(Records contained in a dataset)
* Begin *

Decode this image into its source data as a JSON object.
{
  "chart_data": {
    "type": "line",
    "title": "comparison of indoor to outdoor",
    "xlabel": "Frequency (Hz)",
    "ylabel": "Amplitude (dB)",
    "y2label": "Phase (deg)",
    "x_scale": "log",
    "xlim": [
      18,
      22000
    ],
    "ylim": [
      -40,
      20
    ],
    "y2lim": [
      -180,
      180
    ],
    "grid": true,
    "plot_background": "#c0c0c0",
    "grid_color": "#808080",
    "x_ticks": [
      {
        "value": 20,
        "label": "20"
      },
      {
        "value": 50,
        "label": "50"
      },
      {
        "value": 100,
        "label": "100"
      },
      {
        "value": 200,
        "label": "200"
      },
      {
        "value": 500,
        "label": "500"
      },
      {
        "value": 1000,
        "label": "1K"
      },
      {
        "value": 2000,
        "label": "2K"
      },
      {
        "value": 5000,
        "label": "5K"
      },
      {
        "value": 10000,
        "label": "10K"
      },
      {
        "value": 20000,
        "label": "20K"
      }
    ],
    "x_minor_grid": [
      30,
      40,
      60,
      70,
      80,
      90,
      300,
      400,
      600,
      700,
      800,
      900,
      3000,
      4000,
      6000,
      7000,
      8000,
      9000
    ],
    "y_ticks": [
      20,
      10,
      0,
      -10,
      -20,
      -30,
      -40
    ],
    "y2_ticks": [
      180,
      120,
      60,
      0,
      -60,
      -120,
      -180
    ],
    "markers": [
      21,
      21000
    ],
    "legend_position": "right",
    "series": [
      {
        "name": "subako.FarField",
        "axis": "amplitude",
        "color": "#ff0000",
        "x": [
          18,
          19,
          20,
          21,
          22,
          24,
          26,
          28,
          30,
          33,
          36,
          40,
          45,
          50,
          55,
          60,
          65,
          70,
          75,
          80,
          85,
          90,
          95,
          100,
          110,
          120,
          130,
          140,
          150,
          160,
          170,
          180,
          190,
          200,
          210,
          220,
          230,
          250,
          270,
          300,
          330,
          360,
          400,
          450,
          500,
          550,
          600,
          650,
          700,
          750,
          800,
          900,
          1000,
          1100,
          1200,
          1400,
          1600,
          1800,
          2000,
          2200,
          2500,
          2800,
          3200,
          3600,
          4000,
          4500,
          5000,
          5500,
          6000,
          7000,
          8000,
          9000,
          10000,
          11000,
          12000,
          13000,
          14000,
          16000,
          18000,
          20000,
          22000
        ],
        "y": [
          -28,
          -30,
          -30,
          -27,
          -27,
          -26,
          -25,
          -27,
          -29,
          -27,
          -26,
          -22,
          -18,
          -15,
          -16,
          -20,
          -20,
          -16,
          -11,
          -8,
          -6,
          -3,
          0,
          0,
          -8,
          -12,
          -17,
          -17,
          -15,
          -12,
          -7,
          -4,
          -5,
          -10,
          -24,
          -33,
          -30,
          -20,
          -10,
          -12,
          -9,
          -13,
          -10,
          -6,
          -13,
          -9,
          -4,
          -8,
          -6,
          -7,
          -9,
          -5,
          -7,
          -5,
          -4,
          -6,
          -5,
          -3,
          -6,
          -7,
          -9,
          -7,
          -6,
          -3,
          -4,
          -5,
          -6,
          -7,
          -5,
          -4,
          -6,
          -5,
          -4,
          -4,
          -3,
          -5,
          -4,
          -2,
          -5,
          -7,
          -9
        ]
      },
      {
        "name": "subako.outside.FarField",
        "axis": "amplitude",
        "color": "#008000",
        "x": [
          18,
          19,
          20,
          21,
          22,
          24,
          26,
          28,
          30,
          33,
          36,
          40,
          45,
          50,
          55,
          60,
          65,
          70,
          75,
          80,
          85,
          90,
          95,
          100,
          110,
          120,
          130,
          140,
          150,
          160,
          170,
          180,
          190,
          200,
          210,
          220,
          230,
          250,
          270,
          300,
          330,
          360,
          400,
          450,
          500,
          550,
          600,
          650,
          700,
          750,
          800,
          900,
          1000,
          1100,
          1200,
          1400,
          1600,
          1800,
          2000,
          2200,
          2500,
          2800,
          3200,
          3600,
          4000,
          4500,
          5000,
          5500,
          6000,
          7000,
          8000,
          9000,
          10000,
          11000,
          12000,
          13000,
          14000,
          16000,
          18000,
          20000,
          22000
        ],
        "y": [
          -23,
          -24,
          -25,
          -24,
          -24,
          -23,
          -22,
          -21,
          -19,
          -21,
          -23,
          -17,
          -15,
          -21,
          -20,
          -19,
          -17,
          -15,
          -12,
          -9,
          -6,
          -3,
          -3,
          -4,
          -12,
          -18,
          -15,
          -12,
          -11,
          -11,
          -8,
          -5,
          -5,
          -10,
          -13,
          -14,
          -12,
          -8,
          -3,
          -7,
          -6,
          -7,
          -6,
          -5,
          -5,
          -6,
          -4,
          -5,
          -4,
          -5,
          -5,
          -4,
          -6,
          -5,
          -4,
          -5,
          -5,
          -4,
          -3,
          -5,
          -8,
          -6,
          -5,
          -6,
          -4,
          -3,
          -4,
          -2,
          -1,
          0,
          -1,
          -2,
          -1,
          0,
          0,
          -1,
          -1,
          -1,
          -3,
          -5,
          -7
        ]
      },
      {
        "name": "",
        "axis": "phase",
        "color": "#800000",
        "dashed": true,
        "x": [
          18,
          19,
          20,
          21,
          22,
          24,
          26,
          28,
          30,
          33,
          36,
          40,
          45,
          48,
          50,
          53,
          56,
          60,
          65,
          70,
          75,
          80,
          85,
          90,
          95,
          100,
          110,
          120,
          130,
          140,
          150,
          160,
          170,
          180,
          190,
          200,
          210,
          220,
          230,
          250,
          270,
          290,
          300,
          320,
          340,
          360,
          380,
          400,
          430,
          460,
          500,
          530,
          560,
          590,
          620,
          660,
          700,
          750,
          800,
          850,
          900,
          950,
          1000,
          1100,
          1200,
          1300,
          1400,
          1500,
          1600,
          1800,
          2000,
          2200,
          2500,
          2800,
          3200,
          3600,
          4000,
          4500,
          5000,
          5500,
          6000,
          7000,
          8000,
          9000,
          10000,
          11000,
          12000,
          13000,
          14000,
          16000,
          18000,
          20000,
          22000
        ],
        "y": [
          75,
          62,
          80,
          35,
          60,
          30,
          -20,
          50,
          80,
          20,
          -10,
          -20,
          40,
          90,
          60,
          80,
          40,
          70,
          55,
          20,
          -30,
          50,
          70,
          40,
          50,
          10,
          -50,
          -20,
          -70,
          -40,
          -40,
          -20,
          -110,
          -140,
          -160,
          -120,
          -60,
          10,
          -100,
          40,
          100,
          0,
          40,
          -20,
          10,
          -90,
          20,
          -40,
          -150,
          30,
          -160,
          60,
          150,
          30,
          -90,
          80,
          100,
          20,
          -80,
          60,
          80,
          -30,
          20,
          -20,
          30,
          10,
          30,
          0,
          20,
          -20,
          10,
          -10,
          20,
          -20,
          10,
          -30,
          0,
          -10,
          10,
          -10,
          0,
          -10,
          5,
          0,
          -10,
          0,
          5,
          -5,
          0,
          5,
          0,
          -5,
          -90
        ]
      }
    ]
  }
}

* End *

REQUIRED WORK: Which lines in the data above contain "FarField"? Show each one.

RESULT:
        "name": "subako.FarField",
        "name": "subako.outside.FarField",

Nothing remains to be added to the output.